*TASK OBJECTIVE*. Send back the records in full, character for character.

(Stored data)
···

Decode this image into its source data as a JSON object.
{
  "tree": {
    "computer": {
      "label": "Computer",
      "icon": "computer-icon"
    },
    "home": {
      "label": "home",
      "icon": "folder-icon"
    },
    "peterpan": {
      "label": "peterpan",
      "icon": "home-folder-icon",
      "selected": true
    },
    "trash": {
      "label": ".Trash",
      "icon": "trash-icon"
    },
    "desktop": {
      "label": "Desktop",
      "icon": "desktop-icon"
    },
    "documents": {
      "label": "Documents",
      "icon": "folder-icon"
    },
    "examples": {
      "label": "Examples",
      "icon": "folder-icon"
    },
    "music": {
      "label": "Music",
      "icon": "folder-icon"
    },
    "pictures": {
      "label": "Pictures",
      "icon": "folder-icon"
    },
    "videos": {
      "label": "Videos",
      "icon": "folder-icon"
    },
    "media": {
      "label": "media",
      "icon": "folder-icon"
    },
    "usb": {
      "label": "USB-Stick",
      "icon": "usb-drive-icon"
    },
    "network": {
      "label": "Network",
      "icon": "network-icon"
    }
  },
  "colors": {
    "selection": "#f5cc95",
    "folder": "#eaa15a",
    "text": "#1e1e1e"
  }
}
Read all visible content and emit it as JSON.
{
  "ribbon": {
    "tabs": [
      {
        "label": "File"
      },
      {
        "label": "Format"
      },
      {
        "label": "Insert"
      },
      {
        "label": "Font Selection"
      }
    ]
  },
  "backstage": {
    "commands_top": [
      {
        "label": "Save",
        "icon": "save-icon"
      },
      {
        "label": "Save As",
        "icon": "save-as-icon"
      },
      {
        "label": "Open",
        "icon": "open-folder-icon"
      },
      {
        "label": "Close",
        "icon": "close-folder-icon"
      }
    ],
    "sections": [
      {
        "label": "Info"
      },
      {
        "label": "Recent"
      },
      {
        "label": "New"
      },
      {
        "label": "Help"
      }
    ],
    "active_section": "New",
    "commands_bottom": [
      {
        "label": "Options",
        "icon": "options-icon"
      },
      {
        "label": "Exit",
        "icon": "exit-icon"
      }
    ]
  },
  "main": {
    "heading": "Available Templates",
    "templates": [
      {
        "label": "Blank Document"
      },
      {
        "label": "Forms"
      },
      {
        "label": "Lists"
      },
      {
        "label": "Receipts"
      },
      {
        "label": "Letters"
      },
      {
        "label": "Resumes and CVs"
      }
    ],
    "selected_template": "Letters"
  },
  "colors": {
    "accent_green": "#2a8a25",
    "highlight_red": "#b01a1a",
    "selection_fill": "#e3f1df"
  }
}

···

*COMPLETE ANSWER*.
Decode this image into its source data as a JSON object.
{
  "tree": {
    "computer": {
      "label": "Computer",
      "icon": "computer-icon"
    },
    "home": {
      "label": "home",
      "icon": "folder-icon"
    },
    "peterpan": {
      "label": "peterpan",
      "icon": "home-folder-icon",
      "selected": true
    },
    "trash": {
      "label": ".Trash",
      "icon": "trash-icon"
    },
    "desktop": {
      "label": "Desktop",
      "icon": "desktop-icon"
    },
    "documents": {
      "label": "Documents",
      "icon": "folder-icon"
    },
    "examples": {
      "label": "Examples",
      "icon": "folder-icon"
    },
    "music": {
      "label": "Music",
      "icon": "folder-icon"
    },
    "pictures": {
      "label": "Pictures",
      "icon": "folder-icon"
    },
    "videos": {
      "label": "Videos",
      "icon": "folder-icon"
    },
    "media": {
      "label": "media",
      "icon": "folder-icon"
    },
    "usb": {
      "label": "USB-Stick",
      "icon": "usb-drive-icon"
    },
    "network": {
      "label": "Network",
      "icon": "network-icon"
    }
  },
  "colors": {
    "selection": "#f5cc95",
    "folder": "#eaa15a",
    "text": "#1e1e1e"
  }
}
Read all visible content and emit it as JSON.
{
  "ribbon": {
    "tabs": [
      {
        "label": "File"
      },
      {
        "label": "Format"
      },
      {
        "label": "Insert"
      },
      {
        "label": "Font Selection"
      }
    ]
  },
  "backstage": {
    "commands_top": [
      {
        "label": "Save",
        "icon": "save-icon"
      },
      {
        "label": "Save As",
        "icon": "save-as-icon"
      },
      {
        "label": "Open",
        "icon": "open-folder-icon"
      },
      {
        "label": "Close",
        "icon": "close-folder-icon"
      }
    ],
    "sections": [
      {
        "label": "Info"
      },
      {
        "label": "Recent"
      },
      {
        "label": "New"
      },
      {
        "label": "Help"
      }
    ],
    "active_section": "New",
    "commands_bottom": [
      {
        "label": "Options",
        "icon": "options-icon"
      },
      {
        "label": "Exit",
        "icon": "exit-icon"
      }
    ]
  },
  "main": {
    "heading": "Available Templates",
    "templates": [
      {
        "label": "Blank Document"
      },
      {
        "label": "Forms"
      },
      {
        "label": "Lists"
      },
      {
        "label": "Receipts"
      },
      {
        "label": "Letters"
      },
      {
        "label": "Resumes and CVs"
      }
    ],
    "selected_template": "Letters"
  },
  "colors": {
    "accent_green": "#2a8a25",
    "highlight_red": "#b01a1a",
    "selection_fill": "#e3f1df"
  }
}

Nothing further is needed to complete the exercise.